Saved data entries
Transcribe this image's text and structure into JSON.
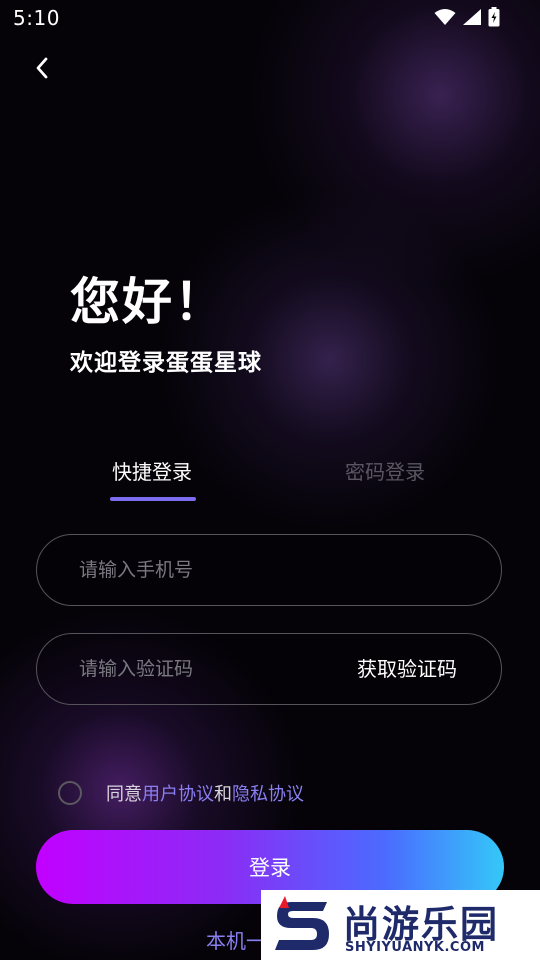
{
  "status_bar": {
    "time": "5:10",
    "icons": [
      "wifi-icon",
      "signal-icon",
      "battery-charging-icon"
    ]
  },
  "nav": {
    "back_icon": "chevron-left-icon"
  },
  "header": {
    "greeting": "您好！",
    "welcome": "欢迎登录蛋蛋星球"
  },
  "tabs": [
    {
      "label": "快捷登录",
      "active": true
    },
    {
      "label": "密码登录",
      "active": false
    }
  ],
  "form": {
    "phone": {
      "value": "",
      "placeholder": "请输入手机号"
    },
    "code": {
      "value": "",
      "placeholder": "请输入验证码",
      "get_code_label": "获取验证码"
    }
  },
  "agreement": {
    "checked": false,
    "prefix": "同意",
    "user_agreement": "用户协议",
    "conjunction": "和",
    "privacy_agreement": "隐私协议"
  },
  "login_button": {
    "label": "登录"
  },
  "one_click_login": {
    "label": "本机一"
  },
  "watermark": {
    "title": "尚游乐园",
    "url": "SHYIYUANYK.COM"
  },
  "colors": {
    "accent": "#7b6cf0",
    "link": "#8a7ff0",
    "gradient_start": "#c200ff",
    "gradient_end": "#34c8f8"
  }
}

▸ Set problem
Return, from the data, each line that has the word "placeholder" in it.

▸ Answer to this task
      "placeholder": "请输入手机号"
      "placeholder": "请输入验证码",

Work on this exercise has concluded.